§ OBJECTIVE: Reproduce the full listing that appears beneath this instruction exactly.

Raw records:

-------

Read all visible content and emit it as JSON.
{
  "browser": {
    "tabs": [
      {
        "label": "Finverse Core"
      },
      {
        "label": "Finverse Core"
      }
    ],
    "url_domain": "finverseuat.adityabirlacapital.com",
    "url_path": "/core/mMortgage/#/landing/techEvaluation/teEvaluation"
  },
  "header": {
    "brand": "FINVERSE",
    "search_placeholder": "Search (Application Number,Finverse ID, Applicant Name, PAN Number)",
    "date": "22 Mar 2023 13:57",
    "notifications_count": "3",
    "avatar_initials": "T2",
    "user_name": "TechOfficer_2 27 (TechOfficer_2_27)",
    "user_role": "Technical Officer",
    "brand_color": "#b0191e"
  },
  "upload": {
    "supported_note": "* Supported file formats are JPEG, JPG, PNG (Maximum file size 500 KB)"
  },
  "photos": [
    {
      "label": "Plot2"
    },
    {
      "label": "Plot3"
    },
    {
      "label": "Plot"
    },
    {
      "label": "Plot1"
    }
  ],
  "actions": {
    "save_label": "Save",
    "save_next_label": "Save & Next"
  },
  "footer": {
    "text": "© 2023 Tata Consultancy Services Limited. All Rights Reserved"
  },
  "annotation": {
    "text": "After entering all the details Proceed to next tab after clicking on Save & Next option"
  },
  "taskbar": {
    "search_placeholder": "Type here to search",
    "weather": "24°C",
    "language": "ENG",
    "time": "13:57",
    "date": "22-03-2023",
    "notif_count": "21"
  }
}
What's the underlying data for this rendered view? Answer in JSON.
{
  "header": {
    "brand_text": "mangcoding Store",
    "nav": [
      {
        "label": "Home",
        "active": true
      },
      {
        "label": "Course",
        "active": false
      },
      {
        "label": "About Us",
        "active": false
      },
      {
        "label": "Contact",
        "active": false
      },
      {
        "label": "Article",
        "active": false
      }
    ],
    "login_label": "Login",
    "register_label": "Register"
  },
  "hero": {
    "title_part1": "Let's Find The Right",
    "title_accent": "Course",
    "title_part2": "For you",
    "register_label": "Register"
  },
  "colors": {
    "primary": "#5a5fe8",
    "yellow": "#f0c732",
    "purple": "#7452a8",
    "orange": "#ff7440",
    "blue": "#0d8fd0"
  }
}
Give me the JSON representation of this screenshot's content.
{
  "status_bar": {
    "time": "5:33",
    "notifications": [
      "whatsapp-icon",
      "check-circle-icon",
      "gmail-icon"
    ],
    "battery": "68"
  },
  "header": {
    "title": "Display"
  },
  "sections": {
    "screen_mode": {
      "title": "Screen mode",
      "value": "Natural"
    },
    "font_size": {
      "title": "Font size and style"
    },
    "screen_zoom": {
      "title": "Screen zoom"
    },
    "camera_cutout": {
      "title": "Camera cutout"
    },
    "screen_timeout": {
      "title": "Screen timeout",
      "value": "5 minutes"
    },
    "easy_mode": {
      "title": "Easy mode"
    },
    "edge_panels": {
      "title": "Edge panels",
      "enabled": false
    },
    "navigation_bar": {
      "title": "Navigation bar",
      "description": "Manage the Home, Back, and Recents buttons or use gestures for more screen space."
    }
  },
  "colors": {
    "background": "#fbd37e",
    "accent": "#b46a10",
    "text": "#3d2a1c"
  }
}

-------

§ ANSWER BELOW:
Read all visible content and emit it as JSON.
{
  "browser": {
    "tabs": [
      {
        "label": "Finverse Core"
      },
      {
        "label": "Finverse Core"
      }
    ],
    "url_domain": "finverseuat.adityabirlacapital.com",
    "url_path": "/core/mMortgage/#/landing/techEvaluation/teEvaluation"
  },
  "header": {
    "brand": "FINVERSE",
    "search_placeholder": "Search (Application Number,Finverse ID, Applicant Name, PAN Number)",
    "date": "22 Mar 2023 13:57",
    "notifications_count": "3",
    "avatar_initials": "T2",
    "user_name": "TechOfficer_2 27 (TechOfficer_2_27)",
    "user_role": "Technical Officer",
    "brand_color": "#b0191e"
  },
  "upload": {
    "supported_note": "* Supported file formats are JPEG, JPG, PNG (Maximum file size 500 KB)"
  },
  "photos": [
    {
      "label": "Plot2"
    },
    {
      "label": "Plot3"
    },
    {
      "label": "Plot"
    },
    {
      "label": "Plot1"
    }
  ],
  "actions": {
    "save_label": "Save",
    "save_next_label": "Save & Next"
  },
  "footer": {
    "text": "© 2023 Tata Consultancy Services Limited. All Rights Reserved"
  },
  "annotation": {
    "text": "After entering all the details Proceed to next tab after clicking on Save & Next option"
  },
  "taskbar": {
    "search_placeholder": "Type here to search",
    "weather": "24°C",
    "language": "ENG",
    "time": "13:57",
    "date": "22-03-2023",
    "notif_count": "21"
  }
}
What's the underlying data for this rendered view? Answer in JSON.
{
  "header": {
    "brand_text": "mangcoding Store",
    "nav": [
      {
        "label": "Home",
        "active": true
      },
      {
        "label": "Course",
        "active": false
      },
      {
        "label": "About Us",
        "active": false
      },
      {
        "label": "Contact",
        "active": false
      },
      {
        "label": "Article",
        "active": false
      }
    ],
    "login_label": "Login",
    "register_label": "Register"
  },
  "hero": {
    "title_part1": "Let's Find The Right",
    "title_accent": "Course",
    "title_part2": "For you",
    "register_label": "Register"
  },
  "colors": {
    "primary": "#5a5fe8",
    "yellow": "#f0c732",
    "purple": "#7452a8",
    "orange": "#ff7440",
    "blue": "#0d8fd0"
  }
}
Give me the JSON representation of this screenshot's content.
{
  "status_bar": {
    "time": "5:33",
    "notifications": [
      "whatsapp-icon",
      "check-circle-icon",
      "gmail-icon"
    ],
    "battery": "68"
  },
  "header": {
    "title": "Display"
  },
  "sections": {
    "screen_mode": {
      "title": "Screen mode",
      "value": "Natural"
    },
    "font_size": {
      "title": "Font size and style"
    },
    "screen_zoom": {
      "title": "Screen zoom"
    },
    "camera_cutout": {
      "title": "Camera cutout"
    },
    "screen_timeout": {
      "title": "Screen timeout",
      "value": "5 minutes"
    },
    "easy_mode": {
      "title": "Easy mode"
    },
    "edge_panels": {
      "title": "Edge panels",
      "enabled": false
    },
    "navigation_bar": {
      "title": "Navigation bar",
      "description": "Manage the Home, Back, and Recents buttons or use gestures for more screen space."
    }
  },
  "colors": {
    "background": "#fbd37e",
    "accent": "#b46a10",
    "text": "#3d2a1c"
  }
}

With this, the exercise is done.